** Start of Input **

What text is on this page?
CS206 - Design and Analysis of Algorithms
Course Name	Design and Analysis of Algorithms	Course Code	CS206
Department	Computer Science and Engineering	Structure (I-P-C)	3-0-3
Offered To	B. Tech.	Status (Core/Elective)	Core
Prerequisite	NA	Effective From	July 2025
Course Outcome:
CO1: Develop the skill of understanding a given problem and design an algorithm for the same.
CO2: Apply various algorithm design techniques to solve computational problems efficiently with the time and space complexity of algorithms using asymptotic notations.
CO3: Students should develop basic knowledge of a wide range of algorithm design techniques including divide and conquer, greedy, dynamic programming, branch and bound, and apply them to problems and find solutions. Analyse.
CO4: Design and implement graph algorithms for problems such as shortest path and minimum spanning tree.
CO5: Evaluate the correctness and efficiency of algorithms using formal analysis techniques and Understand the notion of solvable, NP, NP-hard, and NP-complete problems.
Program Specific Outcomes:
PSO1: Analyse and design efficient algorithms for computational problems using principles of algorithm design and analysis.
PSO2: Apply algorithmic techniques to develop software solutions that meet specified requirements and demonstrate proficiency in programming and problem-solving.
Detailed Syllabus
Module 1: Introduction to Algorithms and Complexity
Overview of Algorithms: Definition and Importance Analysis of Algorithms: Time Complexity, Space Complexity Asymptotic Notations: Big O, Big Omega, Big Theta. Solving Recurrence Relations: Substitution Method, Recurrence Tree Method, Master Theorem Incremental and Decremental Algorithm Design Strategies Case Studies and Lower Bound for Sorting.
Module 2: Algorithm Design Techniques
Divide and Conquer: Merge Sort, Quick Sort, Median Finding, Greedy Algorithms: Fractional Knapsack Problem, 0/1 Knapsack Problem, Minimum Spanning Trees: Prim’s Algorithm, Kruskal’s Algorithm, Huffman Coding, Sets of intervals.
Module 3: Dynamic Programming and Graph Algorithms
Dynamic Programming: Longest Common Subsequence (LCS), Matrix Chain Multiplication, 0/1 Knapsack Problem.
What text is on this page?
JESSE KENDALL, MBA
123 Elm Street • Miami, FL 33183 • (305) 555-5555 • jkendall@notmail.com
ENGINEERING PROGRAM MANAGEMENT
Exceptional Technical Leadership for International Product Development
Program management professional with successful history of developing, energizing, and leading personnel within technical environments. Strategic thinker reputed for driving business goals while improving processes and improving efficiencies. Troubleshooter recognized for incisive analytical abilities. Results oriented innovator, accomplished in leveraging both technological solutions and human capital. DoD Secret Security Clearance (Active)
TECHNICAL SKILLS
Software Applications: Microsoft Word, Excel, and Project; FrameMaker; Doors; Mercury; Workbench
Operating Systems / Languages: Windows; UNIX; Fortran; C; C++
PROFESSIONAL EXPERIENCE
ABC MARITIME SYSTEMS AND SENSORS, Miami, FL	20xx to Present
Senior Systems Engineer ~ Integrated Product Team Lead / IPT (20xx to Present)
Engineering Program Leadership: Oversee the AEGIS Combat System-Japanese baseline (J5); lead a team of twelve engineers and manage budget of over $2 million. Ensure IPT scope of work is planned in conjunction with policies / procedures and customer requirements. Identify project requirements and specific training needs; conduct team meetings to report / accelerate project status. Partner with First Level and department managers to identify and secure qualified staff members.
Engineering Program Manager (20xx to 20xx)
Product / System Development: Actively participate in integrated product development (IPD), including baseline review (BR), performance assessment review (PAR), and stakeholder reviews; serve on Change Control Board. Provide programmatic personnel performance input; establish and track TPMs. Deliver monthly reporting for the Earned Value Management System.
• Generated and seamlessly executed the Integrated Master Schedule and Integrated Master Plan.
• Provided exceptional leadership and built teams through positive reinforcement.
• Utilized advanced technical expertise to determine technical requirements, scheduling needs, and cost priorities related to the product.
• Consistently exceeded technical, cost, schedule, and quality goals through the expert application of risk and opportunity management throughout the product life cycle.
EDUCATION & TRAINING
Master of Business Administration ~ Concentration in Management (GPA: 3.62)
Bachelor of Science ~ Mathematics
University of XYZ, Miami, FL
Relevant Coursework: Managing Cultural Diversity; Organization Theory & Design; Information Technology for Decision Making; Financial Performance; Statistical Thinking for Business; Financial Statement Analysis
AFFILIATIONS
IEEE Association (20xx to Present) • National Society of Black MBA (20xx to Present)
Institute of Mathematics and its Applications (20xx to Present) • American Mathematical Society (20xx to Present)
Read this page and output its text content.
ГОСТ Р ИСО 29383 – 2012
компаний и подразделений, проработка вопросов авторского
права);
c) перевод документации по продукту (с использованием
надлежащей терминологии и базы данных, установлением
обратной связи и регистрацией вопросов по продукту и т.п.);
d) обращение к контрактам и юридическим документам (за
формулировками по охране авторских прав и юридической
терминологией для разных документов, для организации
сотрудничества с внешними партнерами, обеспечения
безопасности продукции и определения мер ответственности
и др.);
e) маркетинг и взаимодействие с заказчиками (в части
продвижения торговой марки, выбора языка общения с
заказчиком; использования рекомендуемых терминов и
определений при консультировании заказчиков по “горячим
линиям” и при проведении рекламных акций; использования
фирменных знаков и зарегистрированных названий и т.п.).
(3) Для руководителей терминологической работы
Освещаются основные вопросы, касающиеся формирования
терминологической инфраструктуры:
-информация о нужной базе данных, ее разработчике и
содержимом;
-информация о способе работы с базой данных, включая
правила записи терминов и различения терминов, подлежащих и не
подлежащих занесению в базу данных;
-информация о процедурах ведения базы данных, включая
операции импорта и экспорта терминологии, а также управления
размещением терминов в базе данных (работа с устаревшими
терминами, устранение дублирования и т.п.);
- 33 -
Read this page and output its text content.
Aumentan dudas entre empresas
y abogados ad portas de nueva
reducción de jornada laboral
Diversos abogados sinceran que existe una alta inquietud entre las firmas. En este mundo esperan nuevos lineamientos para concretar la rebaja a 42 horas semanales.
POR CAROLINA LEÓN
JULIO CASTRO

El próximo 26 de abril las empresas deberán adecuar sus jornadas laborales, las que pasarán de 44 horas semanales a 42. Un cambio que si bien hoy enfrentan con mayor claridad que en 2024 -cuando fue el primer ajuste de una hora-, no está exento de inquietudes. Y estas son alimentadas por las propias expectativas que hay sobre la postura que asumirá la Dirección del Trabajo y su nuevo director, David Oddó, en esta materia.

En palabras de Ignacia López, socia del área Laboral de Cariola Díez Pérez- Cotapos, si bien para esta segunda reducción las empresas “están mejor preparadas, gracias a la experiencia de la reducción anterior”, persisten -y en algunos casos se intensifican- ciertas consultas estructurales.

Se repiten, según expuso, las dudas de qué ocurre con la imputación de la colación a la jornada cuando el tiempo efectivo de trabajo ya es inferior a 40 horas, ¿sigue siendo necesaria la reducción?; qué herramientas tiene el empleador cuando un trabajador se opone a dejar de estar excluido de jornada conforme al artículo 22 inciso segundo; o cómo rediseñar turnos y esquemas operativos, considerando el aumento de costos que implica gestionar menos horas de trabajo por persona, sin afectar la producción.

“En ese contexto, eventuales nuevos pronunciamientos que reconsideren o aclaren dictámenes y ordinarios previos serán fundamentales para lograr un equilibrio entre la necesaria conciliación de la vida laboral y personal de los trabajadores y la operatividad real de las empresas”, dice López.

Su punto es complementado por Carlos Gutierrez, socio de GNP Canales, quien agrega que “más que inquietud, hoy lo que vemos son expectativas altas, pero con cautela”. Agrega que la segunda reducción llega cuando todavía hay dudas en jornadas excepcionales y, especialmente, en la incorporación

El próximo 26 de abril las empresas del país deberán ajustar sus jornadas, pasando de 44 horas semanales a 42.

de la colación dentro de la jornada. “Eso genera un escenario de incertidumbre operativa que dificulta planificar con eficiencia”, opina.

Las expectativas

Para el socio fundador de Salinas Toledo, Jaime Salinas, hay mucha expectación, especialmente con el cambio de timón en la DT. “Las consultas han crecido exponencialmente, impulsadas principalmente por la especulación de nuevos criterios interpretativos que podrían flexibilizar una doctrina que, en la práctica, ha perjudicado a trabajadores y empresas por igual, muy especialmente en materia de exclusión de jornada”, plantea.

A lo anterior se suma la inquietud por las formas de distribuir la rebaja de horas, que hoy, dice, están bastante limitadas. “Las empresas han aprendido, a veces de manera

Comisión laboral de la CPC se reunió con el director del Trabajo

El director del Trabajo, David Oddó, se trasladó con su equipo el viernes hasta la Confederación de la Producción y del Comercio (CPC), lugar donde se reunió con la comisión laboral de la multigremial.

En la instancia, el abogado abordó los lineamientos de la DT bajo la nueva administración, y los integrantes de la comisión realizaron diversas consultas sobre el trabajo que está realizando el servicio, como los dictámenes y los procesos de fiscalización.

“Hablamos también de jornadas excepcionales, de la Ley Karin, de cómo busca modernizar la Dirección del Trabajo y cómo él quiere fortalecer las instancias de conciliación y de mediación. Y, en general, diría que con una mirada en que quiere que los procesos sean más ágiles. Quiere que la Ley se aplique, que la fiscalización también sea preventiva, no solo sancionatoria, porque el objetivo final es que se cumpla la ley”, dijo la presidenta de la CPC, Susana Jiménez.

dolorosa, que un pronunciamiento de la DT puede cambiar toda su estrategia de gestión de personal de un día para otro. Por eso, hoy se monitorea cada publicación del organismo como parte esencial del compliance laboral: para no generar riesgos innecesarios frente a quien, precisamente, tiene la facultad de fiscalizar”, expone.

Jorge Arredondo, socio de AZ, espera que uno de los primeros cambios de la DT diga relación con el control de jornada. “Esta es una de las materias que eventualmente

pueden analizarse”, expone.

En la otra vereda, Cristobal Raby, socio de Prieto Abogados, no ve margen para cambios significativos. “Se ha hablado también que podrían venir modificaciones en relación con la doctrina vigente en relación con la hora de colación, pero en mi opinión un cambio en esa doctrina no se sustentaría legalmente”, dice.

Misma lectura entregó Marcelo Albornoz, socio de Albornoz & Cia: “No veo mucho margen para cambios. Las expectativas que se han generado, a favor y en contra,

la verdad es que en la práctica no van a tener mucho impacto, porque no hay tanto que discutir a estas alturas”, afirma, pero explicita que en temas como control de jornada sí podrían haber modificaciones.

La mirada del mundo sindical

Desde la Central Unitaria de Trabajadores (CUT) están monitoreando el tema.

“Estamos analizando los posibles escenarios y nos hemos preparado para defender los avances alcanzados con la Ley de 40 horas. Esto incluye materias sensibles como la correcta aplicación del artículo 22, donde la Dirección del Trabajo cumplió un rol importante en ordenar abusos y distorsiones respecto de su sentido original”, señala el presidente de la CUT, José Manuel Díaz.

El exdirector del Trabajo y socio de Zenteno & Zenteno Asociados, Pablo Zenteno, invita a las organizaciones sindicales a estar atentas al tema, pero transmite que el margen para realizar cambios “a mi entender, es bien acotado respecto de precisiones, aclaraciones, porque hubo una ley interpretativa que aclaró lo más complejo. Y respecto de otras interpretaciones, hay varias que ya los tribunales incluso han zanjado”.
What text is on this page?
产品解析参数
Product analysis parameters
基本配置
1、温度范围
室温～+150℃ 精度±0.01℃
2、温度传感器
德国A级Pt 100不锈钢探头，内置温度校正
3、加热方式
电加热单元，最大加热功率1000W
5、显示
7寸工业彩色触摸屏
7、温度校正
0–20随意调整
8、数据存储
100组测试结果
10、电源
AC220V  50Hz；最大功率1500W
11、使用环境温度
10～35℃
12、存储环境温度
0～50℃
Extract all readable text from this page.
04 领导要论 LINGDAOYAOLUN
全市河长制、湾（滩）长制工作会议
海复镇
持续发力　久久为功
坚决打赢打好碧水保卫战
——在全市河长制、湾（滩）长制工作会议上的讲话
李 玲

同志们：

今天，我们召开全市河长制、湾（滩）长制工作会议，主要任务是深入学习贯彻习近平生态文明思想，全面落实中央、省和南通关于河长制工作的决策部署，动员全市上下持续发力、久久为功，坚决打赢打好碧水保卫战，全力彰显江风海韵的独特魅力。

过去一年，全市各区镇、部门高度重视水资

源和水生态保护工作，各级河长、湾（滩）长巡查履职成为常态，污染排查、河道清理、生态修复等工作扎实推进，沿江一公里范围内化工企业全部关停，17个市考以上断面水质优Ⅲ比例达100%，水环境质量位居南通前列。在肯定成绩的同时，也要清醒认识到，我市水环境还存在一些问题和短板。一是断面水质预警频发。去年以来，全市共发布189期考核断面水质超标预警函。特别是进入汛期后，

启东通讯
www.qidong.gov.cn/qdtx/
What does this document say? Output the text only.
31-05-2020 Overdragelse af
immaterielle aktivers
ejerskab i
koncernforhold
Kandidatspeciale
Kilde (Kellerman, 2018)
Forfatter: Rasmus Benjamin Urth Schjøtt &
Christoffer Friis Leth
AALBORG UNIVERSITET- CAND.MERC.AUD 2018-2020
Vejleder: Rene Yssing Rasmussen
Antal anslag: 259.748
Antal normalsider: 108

** End of Input **

Written exercise: All lines from the one containing "Extract all readable text from this page." through the end of the records, both ends included, are to be quoted exactly; please add nothing else.

Finished exercise:
Extract all readable text from this page.
04 领导要论 LINGDAOYAOLUN
全市河长制、湾（滩）长制工作会议
海复镇
持续发力　久久为功
坚决打赢打好碧水保卫战
——在全市河长制、湾（滩）长制工作会议上的讲话
李 玲

同志们：

今天，我们召开全市河长制、湾（滩）长制工作会议，主要任务是深入学习贯彻习近平生态文明思想，全面落实中央、省和南通关于河长制工作的决策部署，动员全市上下持续发力、久久为功，坚决打赢打好碧水保卫战，全力彰显江风海韵的独特魅力。

过去一年，全市各区镇、部门高度重视水资

源和水生态保护工作，各级河长、湾（滩）长巡查履职成为常态，污染排查、河道清理、生态修复等工作扎实推进，沿江一公里范围内化工企业全部关停，17个市考以上断面水质优Ⅲ比例达100%，水环境质量位居南通前列。在肯定成绩的同时，也要清醒认识到，我市水环境还存在一些问题和短板。一是断面水质预警频发。去年以来，全市共发布189期考核断面水质超标预警函。特别是进入汛期后，

启东通讯
www.qidong.gov.cn/qdtx/
What does this document say? Output the text only.
31-05-2020 Overdragelse af
immaterielle aktivers
ejerskab i
koncernforhold
Kandidatspeciale
Kilde (Kellerman, 2018)
Forfatter: Rasmus Benjamin Urth Schjøtt &
Christoffer Friis Leth
AALBORG UNIVERSITET- CAND.MERC.AUD 2018-2020
Vejleder: Rene Yssing Rasmussen
Antal anslag: 259.748
Antal normalsider: 108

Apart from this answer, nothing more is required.